STATED TASK :: Please print every record below exactly as it appears.

DATA FOR PROCESSING ::
#####

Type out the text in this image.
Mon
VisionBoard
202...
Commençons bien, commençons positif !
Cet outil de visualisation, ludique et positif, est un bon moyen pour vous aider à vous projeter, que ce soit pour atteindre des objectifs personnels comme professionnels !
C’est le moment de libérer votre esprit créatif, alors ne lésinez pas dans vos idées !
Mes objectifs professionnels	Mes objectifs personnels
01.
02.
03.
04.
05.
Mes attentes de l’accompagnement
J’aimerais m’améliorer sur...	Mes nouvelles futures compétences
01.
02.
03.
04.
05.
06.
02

#####

SOLUTION FOR THIS TASK ::
Type out the text in this image.
Mon
VisionBoard
202...
Commençons bien, commençons positif !
Cet outil de visualisation, ludique et positif, est un bon moyen pour vous aider à vous projeter, que ce soit pour atteindre des objectifs personnels comme professionnels !
C’est le moment de libérer votre esprit créatif, alors ne lésinez pas dans vos idées !
Mes objectifs professionnels	Mes objectifs personnels
01.
02.
03.
04.
05.
Mes attentes de l’accompagnement
J’aimerais m’améliorer sur...	Mes nouvelles futures compétences
01.
02.
03.
04.
05.
06.
02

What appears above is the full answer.